Task objective: In the article about the Memphis City Schools board vote, which two board members voted to accept Shelby County's offer?

Document text:
%%

The Memphis City Schools board on Tuesday rejected a compromise proposal from the Shelby County school board.

The vote was 7-2, following more than three hours of discussion. An amended version of the compromise which was supported by MCS board member Jeff Warren did not come to a vote.

The county proposal would have had MCS rescind its charter surrender vote in December in exchange for SCS agreeing not to pursue special district status. A team of citizens of Memphis and Shelby County would have worked with an expert on school mergers to craft a plan to be presented for a countywide vote rather than a Memphis-only vote. That was one of the fatal flaws in both proposed compromises.

“I’m still not sure how we keep calling this a compromise,” said board member Tomeka Hart on the county proposal.

Board member Betty Mallott, who voted against charter surrender in December, said she was against rescinding the earlier vote but willing to work with SCS in the future.

Warren, a physician, said he tried to look at the schools crisis as a doctor would, with an eye toward making the community healthy and easing the fears of both sides.

“This is a mature plan,” he said of his plan.

MCS board members Kenneth Whalum Jr. and Freda Williams were the lone votes to accept Shelby County’s offer. Williams said the board holds would-be charter schools for 20 students to a higher planning standard than her colleagues are accepting for a huge merger.

%%

Rows:
%%

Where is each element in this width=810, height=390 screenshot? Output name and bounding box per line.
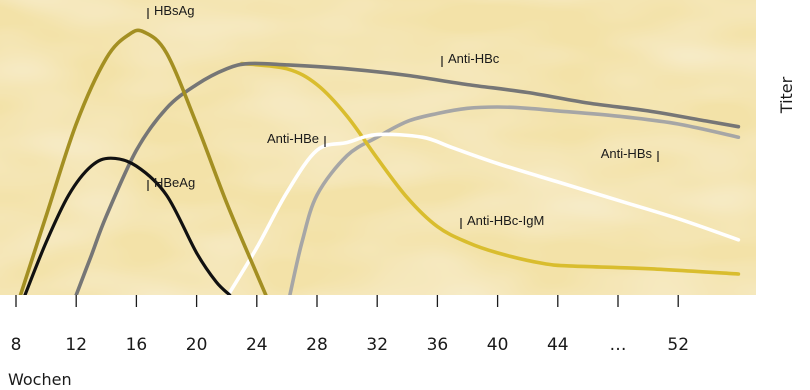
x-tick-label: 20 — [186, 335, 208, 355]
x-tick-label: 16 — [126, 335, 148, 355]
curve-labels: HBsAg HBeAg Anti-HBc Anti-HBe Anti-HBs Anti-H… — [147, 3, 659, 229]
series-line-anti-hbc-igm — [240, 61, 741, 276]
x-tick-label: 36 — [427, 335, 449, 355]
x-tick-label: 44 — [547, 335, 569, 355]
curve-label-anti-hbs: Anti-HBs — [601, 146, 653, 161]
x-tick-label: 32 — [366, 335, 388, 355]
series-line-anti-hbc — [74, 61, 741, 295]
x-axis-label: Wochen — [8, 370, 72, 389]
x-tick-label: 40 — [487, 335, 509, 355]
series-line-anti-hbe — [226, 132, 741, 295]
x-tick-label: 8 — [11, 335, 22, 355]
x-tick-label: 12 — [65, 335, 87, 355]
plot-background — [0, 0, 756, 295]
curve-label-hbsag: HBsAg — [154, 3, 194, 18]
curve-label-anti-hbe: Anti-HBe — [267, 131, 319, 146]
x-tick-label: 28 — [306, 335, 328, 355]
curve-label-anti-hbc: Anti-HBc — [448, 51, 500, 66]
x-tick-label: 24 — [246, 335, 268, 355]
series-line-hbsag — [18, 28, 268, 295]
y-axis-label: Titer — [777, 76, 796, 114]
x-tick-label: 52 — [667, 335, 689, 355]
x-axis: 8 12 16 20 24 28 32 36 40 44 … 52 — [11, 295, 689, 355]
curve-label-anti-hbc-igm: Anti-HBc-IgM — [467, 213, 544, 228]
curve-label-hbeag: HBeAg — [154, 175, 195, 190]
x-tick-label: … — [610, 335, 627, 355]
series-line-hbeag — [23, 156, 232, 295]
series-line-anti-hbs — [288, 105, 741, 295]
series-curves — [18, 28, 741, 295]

%%

Task response: Kenneth Whalum Jr. and Freda Williams.